• _Short task_
Copy out every record precisely.

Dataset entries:
......

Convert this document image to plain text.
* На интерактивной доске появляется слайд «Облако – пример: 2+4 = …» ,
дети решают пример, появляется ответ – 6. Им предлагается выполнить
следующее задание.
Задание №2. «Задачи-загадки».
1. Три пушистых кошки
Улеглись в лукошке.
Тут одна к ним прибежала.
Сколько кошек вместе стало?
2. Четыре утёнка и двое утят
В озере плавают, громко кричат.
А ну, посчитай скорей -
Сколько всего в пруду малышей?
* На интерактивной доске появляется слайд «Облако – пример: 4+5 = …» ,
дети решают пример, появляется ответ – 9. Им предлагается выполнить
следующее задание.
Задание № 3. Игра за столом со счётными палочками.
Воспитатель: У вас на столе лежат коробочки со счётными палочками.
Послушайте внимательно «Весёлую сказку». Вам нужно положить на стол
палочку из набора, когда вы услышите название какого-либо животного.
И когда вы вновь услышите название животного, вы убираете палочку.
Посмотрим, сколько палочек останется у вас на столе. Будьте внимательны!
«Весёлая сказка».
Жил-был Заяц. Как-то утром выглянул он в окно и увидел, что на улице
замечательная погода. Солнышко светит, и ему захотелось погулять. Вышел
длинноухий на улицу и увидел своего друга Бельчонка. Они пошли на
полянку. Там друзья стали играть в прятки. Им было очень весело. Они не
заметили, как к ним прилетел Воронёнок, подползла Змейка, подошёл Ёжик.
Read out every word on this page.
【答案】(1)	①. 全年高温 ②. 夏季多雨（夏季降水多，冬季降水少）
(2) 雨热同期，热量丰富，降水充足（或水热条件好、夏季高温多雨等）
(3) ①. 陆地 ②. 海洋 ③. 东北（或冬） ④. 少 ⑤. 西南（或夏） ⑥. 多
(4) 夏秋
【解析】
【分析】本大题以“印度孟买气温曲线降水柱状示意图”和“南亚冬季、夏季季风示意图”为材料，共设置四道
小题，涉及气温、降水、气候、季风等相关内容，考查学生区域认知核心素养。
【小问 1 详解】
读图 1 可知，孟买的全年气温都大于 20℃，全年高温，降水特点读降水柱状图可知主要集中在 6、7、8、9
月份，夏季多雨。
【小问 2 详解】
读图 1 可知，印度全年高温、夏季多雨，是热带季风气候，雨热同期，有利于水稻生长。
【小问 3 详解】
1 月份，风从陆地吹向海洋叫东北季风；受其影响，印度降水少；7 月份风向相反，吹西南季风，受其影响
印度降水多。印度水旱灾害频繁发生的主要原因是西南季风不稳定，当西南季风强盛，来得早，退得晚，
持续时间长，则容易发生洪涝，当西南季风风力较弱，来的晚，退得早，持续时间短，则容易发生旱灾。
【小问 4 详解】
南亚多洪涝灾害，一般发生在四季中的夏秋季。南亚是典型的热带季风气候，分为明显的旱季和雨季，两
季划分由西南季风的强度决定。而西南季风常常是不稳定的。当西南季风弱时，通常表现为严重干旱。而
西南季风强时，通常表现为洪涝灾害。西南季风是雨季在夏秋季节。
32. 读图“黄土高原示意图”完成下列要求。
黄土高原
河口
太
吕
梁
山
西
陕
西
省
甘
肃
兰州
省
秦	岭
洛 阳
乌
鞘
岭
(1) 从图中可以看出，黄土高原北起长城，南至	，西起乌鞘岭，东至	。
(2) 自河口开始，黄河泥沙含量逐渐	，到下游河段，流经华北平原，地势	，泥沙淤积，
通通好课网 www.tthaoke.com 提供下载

......

• _Solved problem_
Convert this document image to plain text.
* На интерактивной доске появляется слайд «Облако – пример: 2+4 = …» ,
дети решают пример, появляется ответ – 6. Им предлагается выполнить
следующее задание.
Задание №2. «Задачи-загадки».
1. Три пушистых кошки
Улеглись в лукошке.
Тут одна к ним прибежала.
Сколько кошек вместе стало?
2. Четыре утёнка и двое утят
В озере плавают, громко кричат.
А ну, посчитай скорей -
Сколько всего в пруду малышей?
* На интерактивной доске появляется слайд «Облако – пример: 4+5 = …» ,
дети решают пример, появляется ответ – 9. Им предлагается выполнить
следующее задание.
Задание № 3. Игра за столом со счётными палочками.
Воспитатель: У вас на столе лежат коробочки со счётными палочками.
Послушайте внимательно «Весёлую сказку». Вам нужно положить на стол
палочку из набора, когда вы услышите название какого-либо животного.
И когда вы вновь услышите название животного, вы убираете палочку.
Посмотрим, сколько палочек останется у вас на столе. Будьте внимательны!
«Весёлая сказка».
Жил-был Заяц. Как-то утром выглянул он в окно и увидел, что на улице
замечательная погода. Солнышко светит, и ему захотелось погулять. Вышел
длинноухий на улицу и увидел своего друга Бельчонка. Они пошли на
полянку. Там друзья стали играть в прятки. Им было очень весело. Они не
заметили, как к ним прилетел Воронёнок, подползла Змейка, подошёл Ёжик.
Read out every word on this page.
【答案】(1)	①. 全年高温 ②. 夏季多雨（夏季降水多，冬季降水少）
(2) 雨热同期，热量丰富，降水充足（或水热条件好、夏季高温多雨等）
(3) ①. 陆地 ②. 海洋 ③. 东北（或冬） ④. 少 ⑤. 西南（或夏） ⑥. 多
(4) 夏秋
【解析】
【分析】本大题以“印度孟买气温曲线降水柱状示意图”和“南亚冬季、夏季季风示意图”为材料，共设置四道
小题，涉及气温、降水、气候、季风等相关内容，考查学生区域认知核心素养。
【小问 1 详解】
读图 1 可知，孟买的全年气温都大于 20℃，全年高温，降水特点读降水柱状图可知主要集中在 6、7、8、9
月份，夏季多雨。
【小问 2 详解】
读图 1 可知，印度全年高温、夏季多雨，是热带季风气候，雨热同期，有利于水稻生长。
【小问 3 详解】
1 月份，风从陆地吹向海洋叫东北季风；受其影响，印度降水少；7 月份风向相反，吹西南季风，受其影响
印度降水多。印度水旱灾害频繁发生的主要原因是西南季风不稳定，当西南季风强盛，来得早，退得晚，
持续时间长，则容易发生洪涝，当西南季风风力较弱，来的晚，退得早，持续时间短，则容易发生旱灾。
【小问 4 详解】
南亚多洪涝灾害，一般发生在四季中的夏秋季。南亚是典型的热带季风气候，分为明显的旱季和雨季，两
季划分由西南季风的强度决定。而西南季风常常是不稳定的。当西南季风弱时，通常表现为严重干旱。而
西南季风强时，通常表现为洪涝灾害。西南季风是雨季在夏秋季节。
32. 读图“黄土高原示意图”完成下列要求。
黄土高原
河口
太
吕
梁
山
西
陕
西
省
甘
肃
兰州
省
秦	岭
洛 阳
乌
鞘
岭
(1) 从图中可以看出，黄土高原北起长城，南至	，西起乌鞘岭，东至	。
(2) 自河口开始，黄河泥沙含量逐渐	，到下游河段，流经华北平原，地势	，泥沙淤积，
通通好课网 www.tthaoke.com 提供下载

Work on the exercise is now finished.